» Work instructions:
Keep the images out and copy every entry below exactly.

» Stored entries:
%%

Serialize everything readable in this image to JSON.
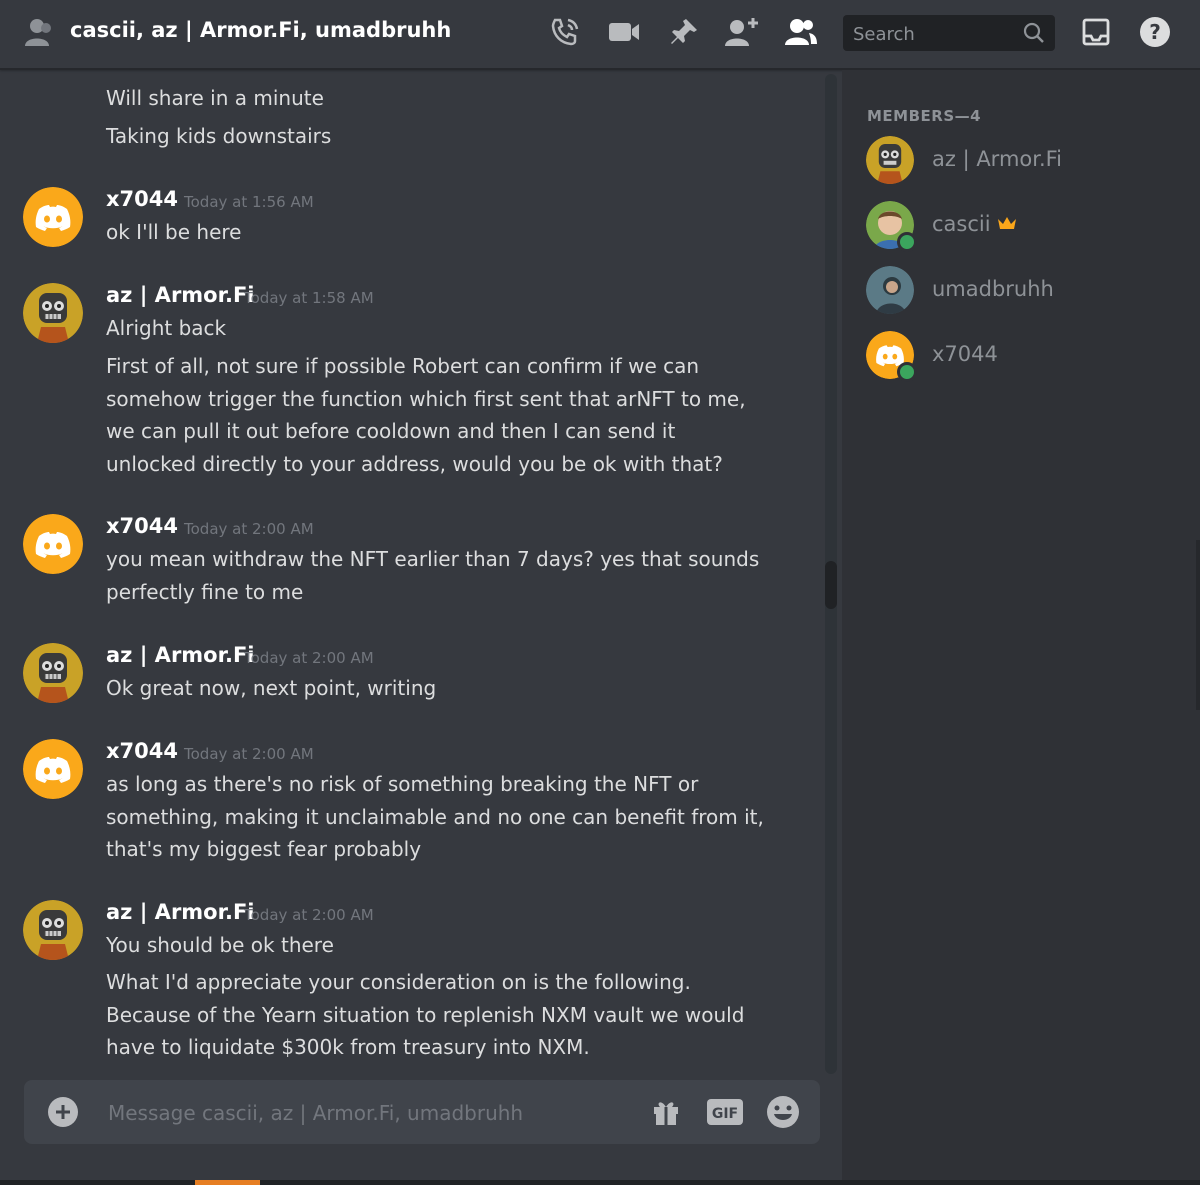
{
  "header": {
    "title": "cascii, az | Armor.Fi, umadbruhh",
    "search_placeholder": "Search",
    "icons": [
      "people-icon",
      "phone-call-icon",
      "video-camera-icon",
      "pin-icon",
      "add-friend-icon",
      "members-icon",
      "search-icon",
      "inbox-icon",
      "help-icon"
    ]
  },
  "chat": {
    "messages": [
      {
        "continuation": true,
        "lines": [
          "Will share in a minute",
          "Taking kids downstairs"
        ]
      },
      {
        "author": "x7044",
        "time": "Today at 1:56 AM",
        "avatar": "discord-default-yellow",
        "lines": [
          "ok I'll be here"
        ]
      },
      {
        "author": "az | Armor.Fi",
        "time": "Today at 1:58 AM",
        "avatar": "robot-avatar",
        "lines": [
          "Alright back"
        ]
      },
      {
        "continuation": true,
        "lines": [
          "First of all, not sure if possible Robert can confirm if we can",
          "somehow trigger the function which first sent that arNFT to me,",
          "we can pull it out before cooldown and then I can send it",
          "unlocked directly to your address, would you be ok with that?"
        ]
      },
      {
        "author": "x7044",
        "time": "Today at 2:00 AM",
        "avatar": "discord-default-yellow",
        "lines": [
          "you mean withdraw the NFT earlier than 7 days? yes that sounds",
          "perfectly fine to me"
        ]
      },
      {
        "author": "az | Armor.Fi",
        "time": "Today at 2:00 AM",
        "avatar": "robot-avatar",
        "lines": [
          "Ok great now, next point, writing"
        ]
      },
      {
        "author": "x7044",
        "time": "Today at 2:00 AM",
        "avatar": "discord-default-yellow",
        "lines": [
          "as long as there's no risk of something breaking the NFT or",
          "something, making it unclaimable and no one can benefit from it,",
          "that's my biggest fear probably"
        ]
      },
      {
        "author": "az | Armor.Fi",
        "time": "Today at 2:00 AM",
        "avatar": "robot-avatar",
        "lines": [
          "You should be ok there"
        ]
      },
      {
        "continuation": true,
        "lines": [
          "What I'd appreciate your consideration on is the following.",
          "Because of the Yearn situation to replenish NXM vault we would",
          "have to liquidate $300k from treasury into NXM."
        ]
      }
    ]
  },
  "composer": {
    "placeholder": "Message cascii, az | Armor.Fi, umadbruhh",
    "gif_label": "GIF"
  },
  "members": {
    "heading": "MEMBERS—4",
    "list": [
      {
        "name": "az | Armor.Fi",
        "online": false,
        "owner": false
      },
      {
        "name": "cascii",
        "online": true,
        "owner": true
      },
      {
        "name": "umadbruhh",
        "online": false,
        "owner": false
      },
      {
        "name": "x7044",
        "online": true,
        "owner": false
      }
    ]
  },
  "colors": {
    "background": "#36393f",
    "sidebar": "#2f3136",
    "discord_yellow": "#faa81a",
    "online_green": "#3ba55d",
    "owner_crown": "#faa61a"
  }
}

%%

» Right answer:
Serialize everything readable in this image to JSON.
{
  "header": {
    "title": "cascii, az | Armor.Fi, umadbruhh",
    "search_placeholder": "Search",
    "icons": [
      "people-icon",
      "phone-call-icon",
      "video-camera-icon",
      "pin-icon",
      "add-friend-icon",
      "members-icon",
      "search-icon",
      "inbox-icon",
      "help-icon"
    ]
  },
  "chat": {
    "messages": [
      {
        "continuation": true,
        "lines": [
          "Will share in a minute",
          "Taking kids downstairs"
        ]
      },
      {
        "author": "x7044",
        "time": "Today at 1:56 AM",
        "avatar": "discord-default-yellow",
        "lines": [
          "ok I'll be here"
        ]
      },
      {
        "author": "az | Armor.Fi",
        "time": "Today at 1:58 AM",
        "avatar": "robot-avatar",
        "lines": [
          "Alright back"
        ]
      },
      {
        "continuation": true,
        "lines": [
          "First of all, not sure if possible Robert can confirm if we can",
          "somehow trigger the function which first sent that arNFT to me,",
          "we can pull it out before cooldown and then I can send it",
          "unlocked directly to your address, would you be ok with that?"
        ]
      },
      {
        "author": "x7044",
        "time": "Today at 2:00 AM",
        "avatar": "discord-default-yellow",
        "lines": [
          "you mean withdraw the NFT earlier than 7 days? yes that sounds",
          "perfectly fine to me"
        ]
      },
      {
        "author": "az | Armor.Fi",
        "time": "Today at 2:00 AM",
        "avatar": "robot-avatar",
        "lines": [
          "Ok great now, next point, writing"
        ]
      },
      {
        "author": "x7044",
        "time": "Today at 2:00 AM",
        "avatar": "discord-default-yellow",
        "lines": [
          "as long as there's no risk of something breaking the NFT or",
          "something, making it unclaimable and no one can benefit from it,",
          "that's my biggest fear probably"
        ]
      },
      {
        "author": "az | Armor.Fi",
        "time": "Today at 2:00 AM",
        "avatar": "robot-avatar",
        "lines": [
          "You should be ok there"
        ]
      },
      {
        "continuation": true,
        "lines": [
          "What I'd appreciate your consideration on is the following.",
          "Because of the Yearn situation to replenish NXM vault we would",
          "have to liquidate $300k from treasury into NXM."
        ]
      }
    ]
  },
  "composer": {
    "placeholder": "Message cascii, az | Armor.Fi, umadbruhh",
    "gif_label": "GIF"
  },
  "members": {
    "heading": "MEMBERS—4",
    "list": [
      {
        "name": "az | Armor.Fi",
        "online": false,
        "owner": false
      },
      {
        "name": "cascii",
        "online": true,
        "owner": true
      },
      {
        "name": "umadbruhh",
        "online": false,
        "owner": false
      },
      {
        "name": "x7044",
        "online": true,
        "owner": false
      }
    ]
  },
  "colors": {
    "background": "#36393f",
    "sidebar": "#2f3136",
    "discord_yellow": "#faa81a",
    "online_green": "#3ba55d",
    "owner_crown": "#faa61a"
  }
}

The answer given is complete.